━━ EXTRAIT CITÉ ━━
La case où j'habite avec M., ma logeuse, tout à droite |
Premier séjour : 8 jours sur place. Démarrage sur les chapeaux de roues, ambiance malaria nocturne sous lampe blafarde et vapeurs d'alcool sous le soleil.
Makwacha, petit village... de route?
A Lubumbashi, lorsque l'on va dans la
campagne environnante, autre part que dans des villes, on dit qu'on
va "en brousse". Makwacha, ce n'est pas vraiment la
brousse, parce que Makwacha, c'est la route. A Makwacha, on va
parfois voir les villages "en brousse". Mais Makwacha,
c'est la route : asphalte grise, bande qui fait paysage, Lubumbashi
d'un côté, Kasumbalesa (et au-delà la Zambie) de l'autre. Et des grappes de villages qui perlent
tout du long de cette route.
Tout arrive par la route - les
visiteurs (qui viennent visiter parents et proches), les commerçants
qui viennent depuis Lumata ou Lubumbashi vendre et/ou acheter
(vendeur de poisson circulant le long de la route à vélo depuis
Lubumbashi avec son Tomson congelé en train de décongeler, petit
camion croulant sous le charbon de braises que les villageois
envoient aux marchés en ville), les "hérauts"
(secrétaires et chefs de village, porteurs de missives, etc.) et
enfin la distraction (regarder le flux incessant - environ 200
véhicules en une heure-, apprécier, commenter et entourer les
transiteurs en panne, l'élément étranger étant porteur de
nouveautés).
Au creux de la nuit, la route se tait.
━━━
━━ DONNÉES BRUTES ━━
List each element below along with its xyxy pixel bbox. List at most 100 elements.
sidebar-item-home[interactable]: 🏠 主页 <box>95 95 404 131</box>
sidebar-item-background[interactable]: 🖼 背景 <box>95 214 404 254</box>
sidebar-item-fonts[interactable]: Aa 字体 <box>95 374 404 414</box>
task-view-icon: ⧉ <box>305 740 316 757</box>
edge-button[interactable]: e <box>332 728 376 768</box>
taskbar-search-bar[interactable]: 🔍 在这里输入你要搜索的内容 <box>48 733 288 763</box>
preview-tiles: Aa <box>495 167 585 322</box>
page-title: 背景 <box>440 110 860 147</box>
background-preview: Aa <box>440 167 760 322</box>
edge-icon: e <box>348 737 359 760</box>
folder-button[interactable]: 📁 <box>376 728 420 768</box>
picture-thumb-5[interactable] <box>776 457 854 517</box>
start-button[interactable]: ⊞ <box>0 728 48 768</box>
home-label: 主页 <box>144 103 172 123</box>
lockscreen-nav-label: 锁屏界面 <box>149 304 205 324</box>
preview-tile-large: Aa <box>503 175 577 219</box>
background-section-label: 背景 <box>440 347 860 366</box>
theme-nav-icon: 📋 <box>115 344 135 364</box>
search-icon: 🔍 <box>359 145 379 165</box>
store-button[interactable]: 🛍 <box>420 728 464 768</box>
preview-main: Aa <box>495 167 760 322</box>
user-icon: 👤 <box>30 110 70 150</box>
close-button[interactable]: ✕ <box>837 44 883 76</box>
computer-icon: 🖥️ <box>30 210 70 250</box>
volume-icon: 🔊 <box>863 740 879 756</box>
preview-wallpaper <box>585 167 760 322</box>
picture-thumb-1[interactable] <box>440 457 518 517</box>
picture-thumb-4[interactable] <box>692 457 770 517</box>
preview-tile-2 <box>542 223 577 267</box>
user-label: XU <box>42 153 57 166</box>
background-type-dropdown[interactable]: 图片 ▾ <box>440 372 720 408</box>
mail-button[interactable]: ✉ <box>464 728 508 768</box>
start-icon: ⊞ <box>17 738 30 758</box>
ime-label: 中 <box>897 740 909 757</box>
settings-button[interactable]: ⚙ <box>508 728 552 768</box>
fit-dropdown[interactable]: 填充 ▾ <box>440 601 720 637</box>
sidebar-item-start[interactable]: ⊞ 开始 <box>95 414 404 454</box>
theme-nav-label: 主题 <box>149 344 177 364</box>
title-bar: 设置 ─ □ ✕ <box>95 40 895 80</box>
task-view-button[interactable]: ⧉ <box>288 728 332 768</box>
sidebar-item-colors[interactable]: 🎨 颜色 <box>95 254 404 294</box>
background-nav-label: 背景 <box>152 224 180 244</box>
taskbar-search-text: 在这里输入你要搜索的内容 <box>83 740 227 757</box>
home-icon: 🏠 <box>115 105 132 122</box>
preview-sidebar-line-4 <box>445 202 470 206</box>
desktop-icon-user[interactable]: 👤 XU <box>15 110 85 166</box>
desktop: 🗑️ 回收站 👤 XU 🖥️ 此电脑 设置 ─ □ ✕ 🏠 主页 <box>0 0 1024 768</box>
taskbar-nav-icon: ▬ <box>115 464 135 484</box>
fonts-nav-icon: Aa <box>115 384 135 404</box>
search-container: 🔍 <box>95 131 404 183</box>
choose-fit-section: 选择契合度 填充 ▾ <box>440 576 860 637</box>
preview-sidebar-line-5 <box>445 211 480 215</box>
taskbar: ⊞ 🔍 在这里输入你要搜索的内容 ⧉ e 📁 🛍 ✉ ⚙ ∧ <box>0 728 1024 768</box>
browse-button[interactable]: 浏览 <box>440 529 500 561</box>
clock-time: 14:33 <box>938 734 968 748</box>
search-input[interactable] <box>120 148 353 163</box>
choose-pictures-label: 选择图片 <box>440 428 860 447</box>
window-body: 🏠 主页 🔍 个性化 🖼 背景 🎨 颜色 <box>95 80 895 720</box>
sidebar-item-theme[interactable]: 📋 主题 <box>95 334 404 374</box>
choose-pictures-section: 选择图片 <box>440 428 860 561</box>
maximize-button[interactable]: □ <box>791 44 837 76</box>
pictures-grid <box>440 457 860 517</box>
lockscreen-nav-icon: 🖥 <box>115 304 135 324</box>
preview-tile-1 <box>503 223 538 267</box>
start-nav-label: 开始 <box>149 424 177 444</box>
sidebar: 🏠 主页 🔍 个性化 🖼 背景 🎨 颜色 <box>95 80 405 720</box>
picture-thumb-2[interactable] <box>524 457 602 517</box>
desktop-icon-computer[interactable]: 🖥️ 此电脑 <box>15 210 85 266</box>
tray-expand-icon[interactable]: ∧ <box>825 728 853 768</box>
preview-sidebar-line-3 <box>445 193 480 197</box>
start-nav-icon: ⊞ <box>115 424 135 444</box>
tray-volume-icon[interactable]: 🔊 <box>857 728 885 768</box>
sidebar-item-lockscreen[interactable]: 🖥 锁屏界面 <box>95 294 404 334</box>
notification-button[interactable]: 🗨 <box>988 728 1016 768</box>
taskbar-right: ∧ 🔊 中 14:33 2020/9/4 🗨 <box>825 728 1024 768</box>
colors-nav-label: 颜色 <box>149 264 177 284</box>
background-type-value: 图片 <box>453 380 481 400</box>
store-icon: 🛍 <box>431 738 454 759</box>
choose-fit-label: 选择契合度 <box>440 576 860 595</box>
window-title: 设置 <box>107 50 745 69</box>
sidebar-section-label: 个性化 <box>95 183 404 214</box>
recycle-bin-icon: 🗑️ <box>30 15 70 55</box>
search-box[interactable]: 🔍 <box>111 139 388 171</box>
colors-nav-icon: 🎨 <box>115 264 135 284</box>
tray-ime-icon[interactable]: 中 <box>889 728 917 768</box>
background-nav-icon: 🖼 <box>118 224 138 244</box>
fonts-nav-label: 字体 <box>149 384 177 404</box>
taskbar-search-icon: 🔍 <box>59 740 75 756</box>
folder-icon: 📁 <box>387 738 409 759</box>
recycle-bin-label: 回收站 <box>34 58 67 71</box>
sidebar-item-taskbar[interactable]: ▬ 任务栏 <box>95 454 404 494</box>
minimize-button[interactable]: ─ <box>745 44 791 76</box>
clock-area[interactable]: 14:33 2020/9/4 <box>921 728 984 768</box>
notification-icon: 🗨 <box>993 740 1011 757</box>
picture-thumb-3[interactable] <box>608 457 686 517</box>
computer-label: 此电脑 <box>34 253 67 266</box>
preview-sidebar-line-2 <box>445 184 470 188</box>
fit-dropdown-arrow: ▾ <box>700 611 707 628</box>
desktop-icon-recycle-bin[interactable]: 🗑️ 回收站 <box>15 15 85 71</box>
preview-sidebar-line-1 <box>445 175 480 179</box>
━━━
CONSIGNES ÉCRITES:
1 – Recopiez fidèlement l'extrait sur Makwacha entre « Makwacha, petit village... » et « de cette route. », ces deux passages inclus.
2 – Poursuivez l'extrait sur Makwacha à partir de sa dernière phrase.

RÉPONSES PAR CONSIGNE:
1 –
Makwacha, petit village... de route?
A Lubumbashi, lorsque l'on va dans la
campagne environnante, autre part que dans des villes, on dit qu'on
va "en brousse". Makwacha, ce n'est pas vraiment la
brousse, parce que Makwacha, c'est la route. A Makwacha, on va
parfois voir les villages "en brousse". Mais Makwacha,
c'est la route : asphalte grise, bande qui fait paysage, Lubumbashi
d'un côté, Kasumbalesa (et au-delà la Zambie) de l'autre. Et des grappes de villages qui perlent
tout du long de cette route.

2 –
Au petit matin, elle se réveille et le flux grandit, grandit, les
trucks passent et repassent, les voitures filent, les petits camions croulent, les vélos galèrent, les hommes agitent leur main
(signifiant leur recherche de transport ou saluant le petit camion
croûlant qui claxonne). Le soir tombe tôt, les phares aveuglent,
les uns et les autres, regagnant foyer ou cahute amie, se rangent sur
le côté au passage des trucks. Invisibles habitants.
Lutuku contre Kushiripa
Sur les maisons, vieux crépi d'argile
rouge, grise ou blanche. Parfois, de vieilles traces de peinture -
celles de l'an passé. Cette année, ils n'ont pas encore eu le
temps.
Je suis accueillie / j'habite chez une
des tenancières du village. Elle fait le lutuku, elle seule au
village a la "cuisine" pour faire le lutuku : 2 fûts, un
dans lequel on fait bouillir la bouillie de maïs, l'autre qui sert
de condensateur (celui-ci est traversé par les deux tubes par
lesquels s'échappent les vapeurs d'alcool du premier fût). A
l'autre extrémité de ces deux tubes un chiffon qui pend dans de vieux jerricanes de lubrifiant.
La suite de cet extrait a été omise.